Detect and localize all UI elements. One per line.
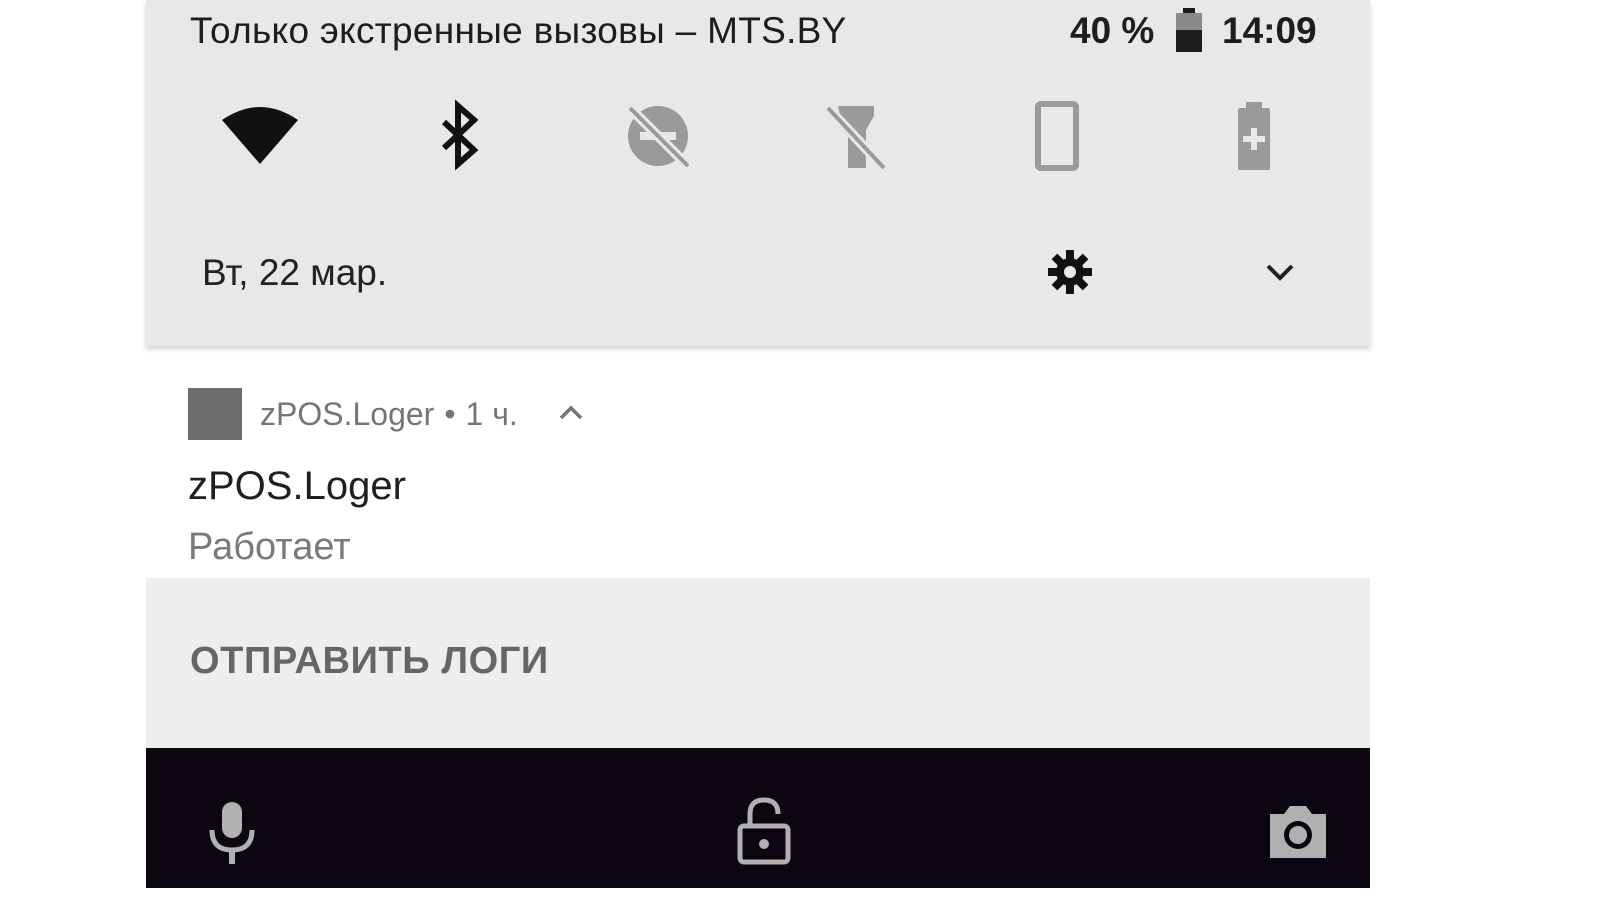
lockscreen-bottom-bar xyxy=(146,748,1370,888)
clock: 14:09 xyxy=(1222,10,1317,51)
chevron-down-icon xyxy=(1266,264,1294,281)
header-separator: • xyxy=(444,396,456,432)
carrier-status-text: Только экстренные вызовы – MTS.BY xyxy=(190,10,847,51)
voice-assist-button[interactable] xyxy=(204,800,260,871)
date-label: Вт, 22 мар. xyxy=(202,252,388,293)
microphone-icon xyxy=(209,802,255,864)
battery-saver-tile[interactable] xyxy=(1214,98,1294,178)
bluetooth-icon xyxy=(441,99,479,171)
settings-button[interactable] xyxy=(1046,248,1094,296)
notification-time: 1 ч. xyxy=(465,396,518,432)
battery-percent: 40 % xyxy=(1070,10,1155,51)
flashlight-tile[interactable] xyxy=(816,98,896,178)
do-not-disturb-off-icon xyxy=(626,104,692,170)
lock-icon xyxy=(737,797,791,865)
notification-actions: ОТПРАВИТЬ ЛОГИ xyxy=(146,578,1370,748)
camera-icon xyxy=(1270,806,1326,858)
expand-quick-settings-button[interactable] xyxy=(1260,254,1300,294)
app-icon xyxy=(188,388,242,440)
notification-title: zPOS.Loger xyxy=(188,464,406,508)
camera-button[interactable] xyxy=(1266,802,1330,865)
chevron-up-icon xyxy=(559,405,583,420)
notification-card[interactable]: zPOS.Loger • 1 ч. zPOS.Loger Работает xyxy=(146,346,1370,578)
collapse-notification-button[interactable] xyxy=(558,402,584,429)
notification-text: Работает xyxy=(188,526,351,568)
auto-rotate-tile[interactable] xyxy=(1016,98,1096,178)
notification-header: zPOS.Loger • 1 ч. xyxy=(260,396,518,433)
battery-saver-icon xyxy=(1238,102,1270,170)
gear-icon xyxy=(1048,250,1092,294)
wifi-tile[interactable] xyxy=(220,98,300,178)
auto-rotate-icon xyxy=(1035,101,1079,171)
phone-screen: Только экстренные вызовы – MTS.BY 40 % 1… xyxy=(146,0,1370,888)
do-not-disturb-tile[interactable] xyxy=(618,98,698,178)
flashlight-off-icon xyxy=(824,104,888,172)
unlock-button[interactable] xyxy=(736,796,792,871)
send-logs-button[interactable]: ОТПРАВИТЬ ЛОГИ xyxy=(190,640,549,683)
quick-settings-shade: Только экстренные вызовы – MTS.BY 40 % 1… xyxy=(146,0,1370,346)
battery-icon xyxy=(1174,8,1204,57)
bluetooth-tile[interactable] xyxy=(420,98,500,178)
wifi-icon xyxy=(222,107,298,164)
notification-app-name: zPOS.Loger xyxy=(260,396,435,432)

******

Reproduce every line of the material above verbatim, leaving out the picture.

Output for this task -
Detect and localize all UI elements. One per line.
lockscreen-bottom-bar xyxy=(146,748,1370,888)
clock: 14:09 xyxy=(1222,10,1317,51)
chevron-down-icon xyxy=(1266,264,1294,281)
header-separator: • xyxy=(444,396,456,432)
carrier-status-text: Только экстренные вызовы – MTS.BY xyxy=(190,10,847,51)
voice-assist-button[interactable] xyxy=(204,800,260,871)
date-label: Вт, 22 мар. xyxy=(202,252,388,293)
microphone-icon xyxy=(209,802,255,864)
battery-saver-tile[interactable] xyxy=(1214,98,1294,178)
bluetooth-icon xyxy=(441,99,479,171)
settings-button[interactable] xyxy=(1046,248,1094,296)
notification-time: 1 ч. xyxy=(465,396,518,432)
battery-percent: 40 % xyxy=(1070,10,1155,51)
flashlight-tile[interactable] xyxy=(816,98,896,178)
do-not-disturb-off-icon xyxy=(626,104,692,170)
lock-icon xyxy=(737,797,791,865)
notification-actions: ОТПРАВИТЬ ЛОГИ xyxy=(146,578,1370,748)
camera-icon xyxy=(1270,806,1326,858)
expand-quick-settings-button[interactable] xyxy=(1260,254,1300,294)
app-icon xyxy=(188,388,242,440)
notification-title: zPOS.Loger xyxy=(188,464,406,508)
camera-button[interactable] xyxy=(1266,802,1330,865)
chevron-up-icon xyxy=(559,405,583,420)
notification-card[interactable]: zPOS.Loger • 1 ч. zPOS.Loger Работает xyxy=(146,346,1370,578)
collapse-notification-button[interactable] xyxy=(558,402,584,429)
notification-text: Работает xyxy=(188,526,351,568)
auto-rotate-tile[interactable] xyxy=(1016,98,1096,178)
notification-header: zPOS.Loger • 1 ч. xyxy=(260,396,518,433)
battery-saver-icon xyxy=(1238,102,1270,170)
gear-icon xyxy=(1048,250,1092,294)
wifi-tile[interactable] xyxy=(220,98,300,178)
auto-rotate-icon xyxy=(1035,101,1079,171)
phone-screen: Только экстренные вызовы – MTS.BY 40 % 1… xyxy=(146,0,1370,888)
do-not-disturb-tile[interactable] xyxy=(618,98,698,178)
flashlight-off-icon xyxy=(824,104,888,172)
unlock-button[interactable] xyxy=(736,796,792,871)
send-logs-button[interactable]: ОТПРАВИТЬ ЛОГИ xyxy=(190,640,549,683)
quick-settings-shade: Только экстренные вызовы – MTS.BY 40 % 1… xyxy=(146,0,1370,346)
battery-icon xyxy=(1174,8,1204,57)
bluetooth-tile[interactable] xyxy=(420,98,500,178)
wifi-icon xyxy=(222,107,298,164)
notification-app-name: zPOS.Loger xyxy=(260,396,435,432)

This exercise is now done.